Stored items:

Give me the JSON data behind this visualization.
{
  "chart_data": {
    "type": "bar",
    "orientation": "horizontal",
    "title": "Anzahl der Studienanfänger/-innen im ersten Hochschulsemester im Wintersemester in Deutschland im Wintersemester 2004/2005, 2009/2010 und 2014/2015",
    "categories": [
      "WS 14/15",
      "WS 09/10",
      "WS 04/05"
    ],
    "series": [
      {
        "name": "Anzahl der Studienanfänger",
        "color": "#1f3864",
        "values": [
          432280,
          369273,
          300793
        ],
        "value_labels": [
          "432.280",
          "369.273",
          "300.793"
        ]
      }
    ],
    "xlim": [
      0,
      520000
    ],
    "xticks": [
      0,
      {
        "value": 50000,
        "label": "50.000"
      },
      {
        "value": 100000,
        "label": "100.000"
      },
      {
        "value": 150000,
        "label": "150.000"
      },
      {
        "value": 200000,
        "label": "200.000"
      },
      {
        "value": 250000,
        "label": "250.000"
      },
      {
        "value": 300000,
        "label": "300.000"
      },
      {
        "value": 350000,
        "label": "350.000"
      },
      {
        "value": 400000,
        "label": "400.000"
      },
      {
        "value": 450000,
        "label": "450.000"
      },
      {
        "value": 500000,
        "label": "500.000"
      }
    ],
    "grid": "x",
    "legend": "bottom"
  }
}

---

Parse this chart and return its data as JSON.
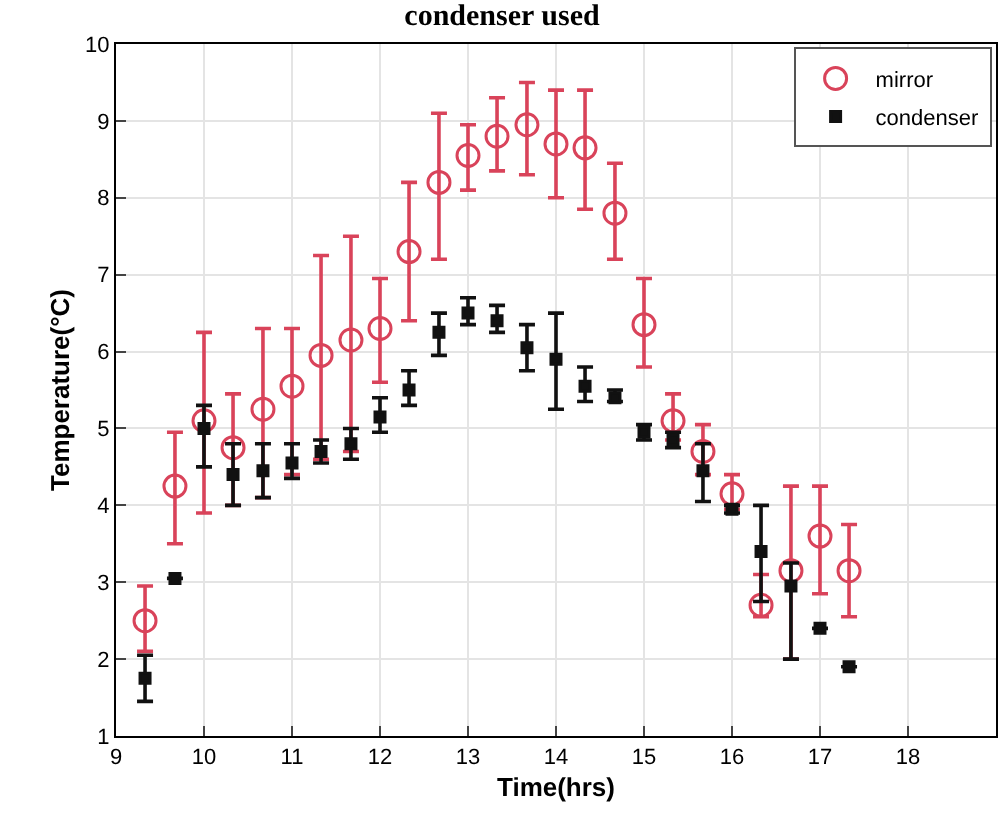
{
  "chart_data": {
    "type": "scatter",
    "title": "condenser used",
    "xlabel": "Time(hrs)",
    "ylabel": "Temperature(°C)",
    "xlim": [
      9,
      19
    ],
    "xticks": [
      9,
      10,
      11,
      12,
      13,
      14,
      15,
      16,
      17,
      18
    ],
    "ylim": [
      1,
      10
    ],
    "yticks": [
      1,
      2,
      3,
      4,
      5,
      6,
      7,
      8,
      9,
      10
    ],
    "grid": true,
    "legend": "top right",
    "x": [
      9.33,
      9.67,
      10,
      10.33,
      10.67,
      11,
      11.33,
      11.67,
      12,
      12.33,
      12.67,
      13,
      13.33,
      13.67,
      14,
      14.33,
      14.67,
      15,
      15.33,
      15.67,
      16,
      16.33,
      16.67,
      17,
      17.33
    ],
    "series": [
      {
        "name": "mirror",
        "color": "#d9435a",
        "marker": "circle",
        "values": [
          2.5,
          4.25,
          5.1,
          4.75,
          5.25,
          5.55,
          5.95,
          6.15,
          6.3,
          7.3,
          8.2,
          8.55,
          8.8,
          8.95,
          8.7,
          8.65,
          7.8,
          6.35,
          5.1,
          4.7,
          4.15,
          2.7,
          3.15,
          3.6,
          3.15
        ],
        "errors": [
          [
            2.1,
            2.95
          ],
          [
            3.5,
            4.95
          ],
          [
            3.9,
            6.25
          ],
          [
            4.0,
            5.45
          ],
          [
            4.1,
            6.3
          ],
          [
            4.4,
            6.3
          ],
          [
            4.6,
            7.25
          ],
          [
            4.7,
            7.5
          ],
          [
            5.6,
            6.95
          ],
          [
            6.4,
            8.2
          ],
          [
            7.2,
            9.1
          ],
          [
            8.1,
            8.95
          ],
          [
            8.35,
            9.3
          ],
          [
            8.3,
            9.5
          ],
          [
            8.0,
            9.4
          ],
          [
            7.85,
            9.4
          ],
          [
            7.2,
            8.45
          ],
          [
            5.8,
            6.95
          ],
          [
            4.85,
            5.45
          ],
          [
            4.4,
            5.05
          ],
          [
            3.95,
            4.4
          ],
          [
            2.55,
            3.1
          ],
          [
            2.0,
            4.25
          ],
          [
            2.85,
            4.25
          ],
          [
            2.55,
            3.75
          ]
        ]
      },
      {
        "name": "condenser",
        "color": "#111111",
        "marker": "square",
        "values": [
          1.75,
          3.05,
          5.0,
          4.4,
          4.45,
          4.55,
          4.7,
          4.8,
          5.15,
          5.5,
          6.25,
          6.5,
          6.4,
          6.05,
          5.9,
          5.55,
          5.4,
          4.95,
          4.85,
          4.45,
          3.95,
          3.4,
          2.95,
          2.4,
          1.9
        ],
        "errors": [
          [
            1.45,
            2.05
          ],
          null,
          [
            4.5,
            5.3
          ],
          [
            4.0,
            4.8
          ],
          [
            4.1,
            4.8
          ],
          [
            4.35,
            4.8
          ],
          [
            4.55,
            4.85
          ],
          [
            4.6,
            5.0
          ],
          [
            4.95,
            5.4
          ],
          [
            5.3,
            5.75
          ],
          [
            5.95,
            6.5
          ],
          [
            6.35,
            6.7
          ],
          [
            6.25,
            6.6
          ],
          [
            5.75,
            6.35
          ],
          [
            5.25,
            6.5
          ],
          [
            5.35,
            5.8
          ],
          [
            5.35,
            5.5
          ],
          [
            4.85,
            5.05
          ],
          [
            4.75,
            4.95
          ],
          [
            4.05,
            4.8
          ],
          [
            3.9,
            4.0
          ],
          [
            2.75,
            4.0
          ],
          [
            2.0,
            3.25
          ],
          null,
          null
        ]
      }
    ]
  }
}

...

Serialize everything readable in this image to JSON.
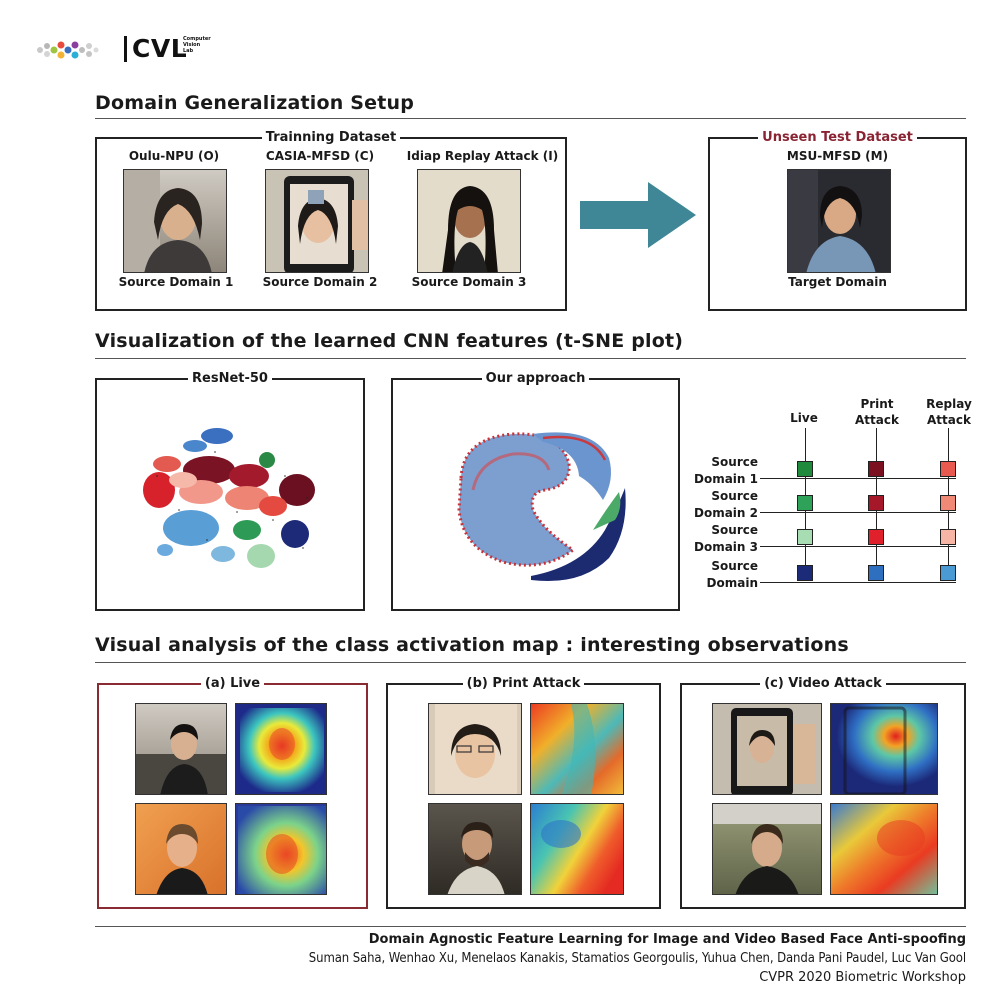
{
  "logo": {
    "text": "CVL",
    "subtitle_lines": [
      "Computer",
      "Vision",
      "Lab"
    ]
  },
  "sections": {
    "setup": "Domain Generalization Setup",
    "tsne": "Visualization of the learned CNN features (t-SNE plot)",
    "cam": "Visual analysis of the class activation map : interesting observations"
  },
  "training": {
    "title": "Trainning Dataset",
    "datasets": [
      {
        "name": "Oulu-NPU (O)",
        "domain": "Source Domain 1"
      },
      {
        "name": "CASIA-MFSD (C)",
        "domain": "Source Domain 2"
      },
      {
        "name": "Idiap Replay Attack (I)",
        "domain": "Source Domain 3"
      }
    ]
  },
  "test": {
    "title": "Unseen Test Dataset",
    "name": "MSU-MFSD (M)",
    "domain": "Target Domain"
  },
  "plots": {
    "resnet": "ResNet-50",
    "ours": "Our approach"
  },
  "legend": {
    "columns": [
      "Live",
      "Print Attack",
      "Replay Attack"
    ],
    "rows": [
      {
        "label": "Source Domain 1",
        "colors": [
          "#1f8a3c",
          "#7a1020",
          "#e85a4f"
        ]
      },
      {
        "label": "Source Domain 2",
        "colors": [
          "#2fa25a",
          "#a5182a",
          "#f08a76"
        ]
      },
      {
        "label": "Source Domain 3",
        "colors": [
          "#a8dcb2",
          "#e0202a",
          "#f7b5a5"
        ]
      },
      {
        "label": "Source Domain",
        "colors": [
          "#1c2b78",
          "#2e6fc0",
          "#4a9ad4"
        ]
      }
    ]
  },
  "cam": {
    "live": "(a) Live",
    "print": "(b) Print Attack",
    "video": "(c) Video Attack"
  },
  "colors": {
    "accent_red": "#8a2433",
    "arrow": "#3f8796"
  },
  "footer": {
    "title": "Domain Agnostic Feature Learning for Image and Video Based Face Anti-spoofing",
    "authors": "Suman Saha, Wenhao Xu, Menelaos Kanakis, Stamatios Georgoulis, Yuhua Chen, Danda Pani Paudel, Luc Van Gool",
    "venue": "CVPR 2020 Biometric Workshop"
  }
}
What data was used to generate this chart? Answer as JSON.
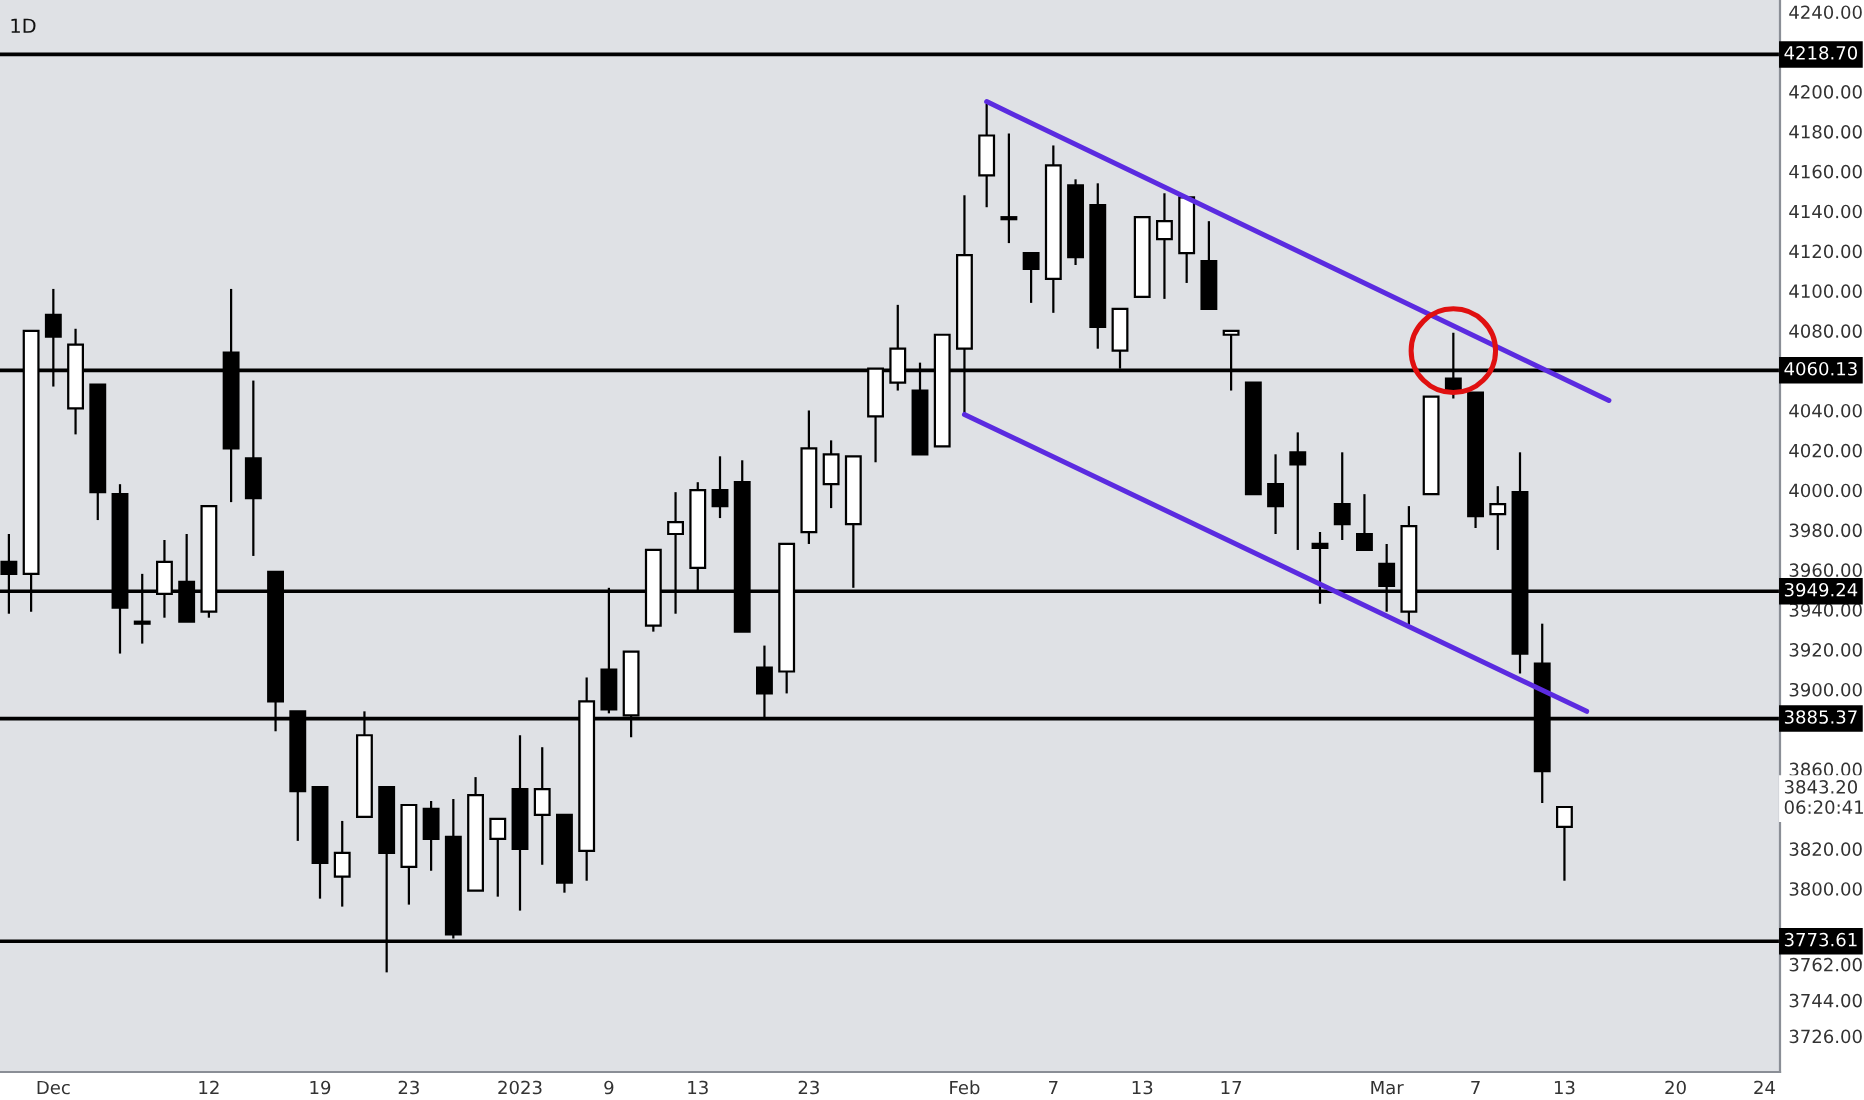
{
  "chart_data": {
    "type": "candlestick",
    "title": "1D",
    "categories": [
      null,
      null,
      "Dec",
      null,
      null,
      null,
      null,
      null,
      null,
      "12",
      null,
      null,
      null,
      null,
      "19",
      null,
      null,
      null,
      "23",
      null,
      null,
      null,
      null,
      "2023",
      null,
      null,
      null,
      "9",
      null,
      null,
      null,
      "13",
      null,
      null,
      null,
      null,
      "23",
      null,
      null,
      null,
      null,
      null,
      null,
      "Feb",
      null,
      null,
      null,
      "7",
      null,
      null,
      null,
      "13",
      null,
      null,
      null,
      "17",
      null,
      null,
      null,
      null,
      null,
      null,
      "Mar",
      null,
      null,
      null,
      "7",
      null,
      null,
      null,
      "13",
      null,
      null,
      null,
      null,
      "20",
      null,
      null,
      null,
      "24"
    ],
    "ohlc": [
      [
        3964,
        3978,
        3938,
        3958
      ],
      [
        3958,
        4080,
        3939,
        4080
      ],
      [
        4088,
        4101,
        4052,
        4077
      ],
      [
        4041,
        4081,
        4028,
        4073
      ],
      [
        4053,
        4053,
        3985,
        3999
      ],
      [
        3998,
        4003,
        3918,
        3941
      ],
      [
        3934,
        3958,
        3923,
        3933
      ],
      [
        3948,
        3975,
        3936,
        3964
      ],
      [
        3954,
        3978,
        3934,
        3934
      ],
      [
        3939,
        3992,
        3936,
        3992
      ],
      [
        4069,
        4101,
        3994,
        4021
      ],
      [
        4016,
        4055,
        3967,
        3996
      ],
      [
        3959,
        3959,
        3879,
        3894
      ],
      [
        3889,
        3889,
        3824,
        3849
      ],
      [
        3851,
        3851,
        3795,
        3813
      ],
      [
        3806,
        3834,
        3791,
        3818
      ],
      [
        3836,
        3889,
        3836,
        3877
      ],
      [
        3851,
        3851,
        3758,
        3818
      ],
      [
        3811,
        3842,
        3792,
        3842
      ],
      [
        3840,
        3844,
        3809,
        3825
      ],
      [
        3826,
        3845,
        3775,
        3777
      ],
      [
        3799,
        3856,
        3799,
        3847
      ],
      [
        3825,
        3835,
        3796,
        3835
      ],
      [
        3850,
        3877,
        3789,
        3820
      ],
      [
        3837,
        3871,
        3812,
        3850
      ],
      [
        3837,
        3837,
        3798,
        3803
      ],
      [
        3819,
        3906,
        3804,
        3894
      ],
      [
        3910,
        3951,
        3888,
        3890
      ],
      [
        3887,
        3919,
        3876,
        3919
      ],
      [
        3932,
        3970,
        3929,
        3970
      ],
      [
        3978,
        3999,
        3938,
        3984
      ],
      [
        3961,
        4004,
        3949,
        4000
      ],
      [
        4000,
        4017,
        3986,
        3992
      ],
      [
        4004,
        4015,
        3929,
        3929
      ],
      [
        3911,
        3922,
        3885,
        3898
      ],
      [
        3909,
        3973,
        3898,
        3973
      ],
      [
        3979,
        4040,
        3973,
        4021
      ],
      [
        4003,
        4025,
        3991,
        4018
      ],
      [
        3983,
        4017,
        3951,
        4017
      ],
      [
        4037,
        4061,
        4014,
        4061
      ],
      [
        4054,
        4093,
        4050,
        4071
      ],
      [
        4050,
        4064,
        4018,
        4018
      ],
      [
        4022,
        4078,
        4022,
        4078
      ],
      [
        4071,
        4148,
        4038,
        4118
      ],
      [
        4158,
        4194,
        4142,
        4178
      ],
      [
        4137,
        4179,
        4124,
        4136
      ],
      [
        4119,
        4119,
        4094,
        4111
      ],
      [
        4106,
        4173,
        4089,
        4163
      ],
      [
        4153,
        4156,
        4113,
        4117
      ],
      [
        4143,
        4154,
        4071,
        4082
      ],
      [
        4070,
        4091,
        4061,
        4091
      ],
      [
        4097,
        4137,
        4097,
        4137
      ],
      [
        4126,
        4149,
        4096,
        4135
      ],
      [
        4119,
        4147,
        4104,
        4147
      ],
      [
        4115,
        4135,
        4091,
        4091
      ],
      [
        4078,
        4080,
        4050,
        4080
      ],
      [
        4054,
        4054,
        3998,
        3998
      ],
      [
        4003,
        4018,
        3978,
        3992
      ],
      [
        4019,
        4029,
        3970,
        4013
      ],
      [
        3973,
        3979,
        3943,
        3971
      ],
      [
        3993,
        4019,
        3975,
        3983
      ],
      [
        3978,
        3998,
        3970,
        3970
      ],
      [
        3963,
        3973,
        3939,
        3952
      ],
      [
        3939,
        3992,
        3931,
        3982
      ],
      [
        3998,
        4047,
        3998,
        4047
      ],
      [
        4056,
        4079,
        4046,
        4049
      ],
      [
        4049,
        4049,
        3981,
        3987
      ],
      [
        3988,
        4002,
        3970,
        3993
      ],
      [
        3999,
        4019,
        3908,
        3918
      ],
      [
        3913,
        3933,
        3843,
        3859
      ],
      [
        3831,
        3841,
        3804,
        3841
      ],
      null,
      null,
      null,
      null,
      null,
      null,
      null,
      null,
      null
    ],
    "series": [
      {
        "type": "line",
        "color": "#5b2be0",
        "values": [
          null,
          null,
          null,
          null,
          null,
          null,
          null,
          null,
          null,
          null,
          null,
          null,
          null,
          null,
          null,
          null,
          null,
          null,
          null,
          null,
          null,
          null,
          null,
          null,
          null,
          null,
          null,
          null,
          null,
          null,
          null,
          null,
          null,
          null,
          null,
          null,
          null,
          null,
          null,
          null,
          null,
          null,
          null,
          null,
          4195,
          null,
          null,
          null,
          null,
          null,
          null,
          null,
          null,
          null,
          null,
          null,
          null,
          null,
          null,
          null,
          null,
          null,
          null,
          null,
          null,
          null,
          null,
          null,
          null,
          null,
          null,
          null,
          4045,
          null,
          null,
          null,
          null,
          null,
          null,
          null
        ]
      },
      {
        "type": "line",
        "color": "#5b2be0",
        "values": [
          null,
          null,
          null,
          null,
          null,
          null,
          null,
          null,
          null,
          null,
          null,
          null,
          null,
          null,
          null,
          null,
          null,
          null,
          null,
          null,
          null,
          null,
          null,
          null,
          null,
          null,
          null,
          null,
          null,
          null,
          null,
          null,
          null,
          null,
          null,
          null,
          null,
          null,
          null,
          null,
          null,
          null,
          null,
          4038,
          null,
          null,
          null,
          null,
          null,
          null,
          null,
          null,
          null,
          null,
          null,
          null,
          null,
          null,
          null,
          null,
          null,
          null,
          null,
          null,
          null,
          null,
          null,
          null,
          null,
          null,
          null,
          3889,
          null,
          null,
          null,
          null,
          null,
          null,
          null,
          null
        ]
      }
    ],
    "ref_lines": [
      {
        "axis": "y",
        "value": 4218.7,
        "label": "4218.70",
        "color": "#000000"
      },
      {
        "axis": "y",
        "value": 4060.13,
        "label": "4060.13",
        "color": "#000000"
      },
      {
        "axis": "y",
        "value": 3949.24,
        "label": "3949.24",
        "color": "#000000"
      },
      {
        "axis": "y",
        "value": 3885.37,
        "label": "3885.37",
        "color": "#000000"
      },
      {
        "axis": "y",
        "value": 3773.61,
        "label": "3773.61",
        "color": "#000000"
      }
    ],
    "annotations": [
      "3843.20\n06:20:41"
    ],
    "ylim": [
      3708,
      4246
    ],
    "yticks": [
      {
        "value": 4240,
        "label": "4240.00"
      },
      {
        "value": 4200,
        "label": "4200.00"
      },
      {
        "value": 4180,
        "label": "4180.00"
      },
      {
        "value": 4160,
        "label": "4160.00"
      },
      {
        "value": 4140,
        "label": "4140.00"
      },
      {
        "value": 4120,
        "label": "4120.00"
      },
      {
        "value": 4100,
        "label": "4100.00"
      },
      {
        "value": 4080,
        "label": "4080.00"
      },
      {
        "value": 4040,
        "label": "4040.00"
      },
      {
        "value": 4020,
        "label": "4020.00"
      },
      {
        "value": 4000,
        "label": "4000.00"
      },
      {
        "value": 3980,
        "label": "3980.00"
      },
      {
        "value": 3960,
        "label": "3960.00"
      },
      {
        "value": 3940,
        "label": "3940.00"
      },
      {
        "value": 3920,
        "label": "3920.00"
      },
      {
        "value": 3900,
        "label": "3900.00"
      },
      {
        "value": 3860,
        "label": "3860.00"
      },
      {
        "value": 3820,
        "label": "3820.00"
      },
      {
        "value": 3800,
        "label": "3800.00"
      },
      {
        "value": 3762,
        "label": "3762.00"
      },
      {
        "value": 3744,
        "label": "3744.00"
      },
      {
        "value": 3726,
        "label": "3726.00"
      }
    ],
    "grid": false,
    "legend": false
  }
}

CHALLENGE: Extract every line containing the string "Replay" from the material.

FINAL ANSWER:
        "name": "Idiap Replay Attack (I)",
      "Replay Attack"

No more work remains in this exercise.